Data to process =
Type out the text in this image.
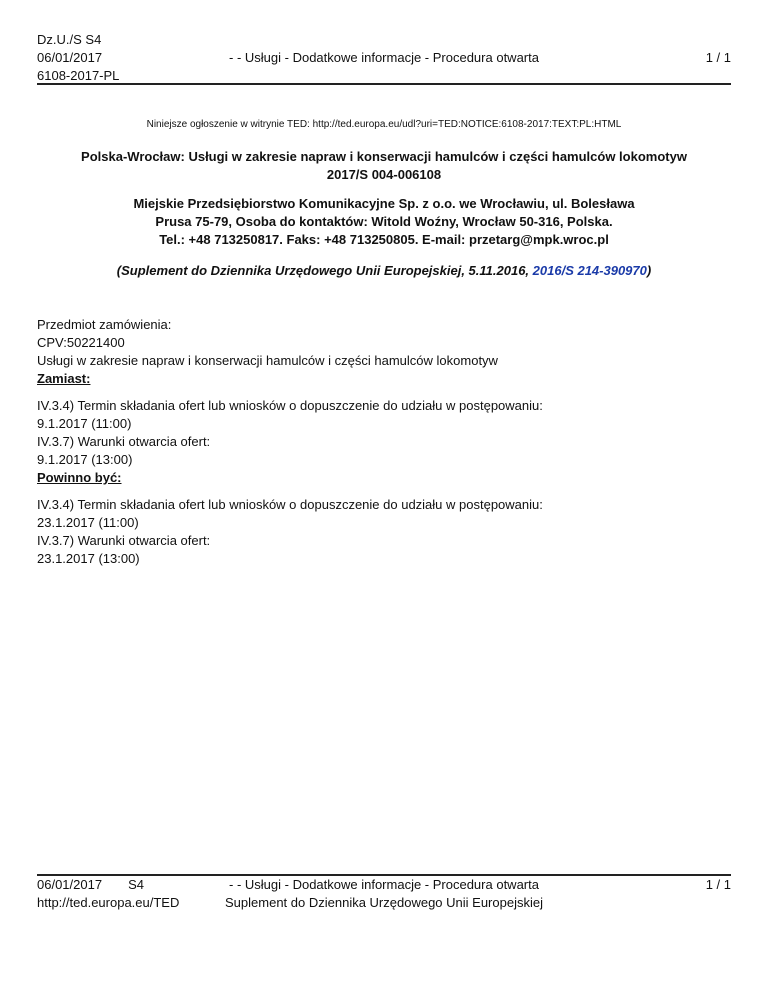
Dz.U./S S4
06/01/2017
6108-2017-PL
- - Usługi - Dodatkowe informacje - Procedura otwarta	1 / 1
Niniejsze ogłoszenie w witrynie TED: http://ted.europa.eu/udl?uri=TED:NOTICE:6108-2017:TEXT:PL:HTML
Polska-Wrocław: Usługi w zakresie napraw i konserwacji hamulców i części hamulców lokomotyw
2017/S 004-006108
Miejskie Przedsiębiorstwo Komunikacyjne Sp. z o.o. we Wrocławiu, ul. Bolesława
Prusa 75-79, Osoba do kontaktów: Witold Woźny, Wrocław 50-316, Polska.
Tel.: +48 713250817. Faks: +48 713250805. E-mail: przetarg@mpk.wroc.pl
(Suplement do Dziennika Urzędowego Unii Europejskiej, 5.11.2016, 2016/S 214-390970)
Przedmiot zamówienia:
CPV:50221400
Usługi w zakresie napraw i konserwacji hamulców i części hamulców lokomotyw
Zamiast:
IV.3.4) Termin składania ofert lub wniosków o dopuszczenie do udziału w postępowaniu:
9.1.2017 (11:00)
IV.3.7) Warunki otwarcia ofert:
9.1.2017 (13:00)
Powinno być:
IV.3.4) Termin składania ofert lub wniosków o dopuszczenie do udziału w postępowaniu:
23.1.2017 (11:00)
IV.3.7) Warunki otwarcia ofert:
23.1.2017 (13:00)
06/01/2017 S4
http://ted.europa.eu/TED
- - Usługi - Dodatkowe informacje - Procedura otwarta
Suplement do Dziennika Urzędowego Unii Europejskiej
1 / 1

Aim = How many lines in the records above hold the word "http"? Give only the number.

Exercise response = 2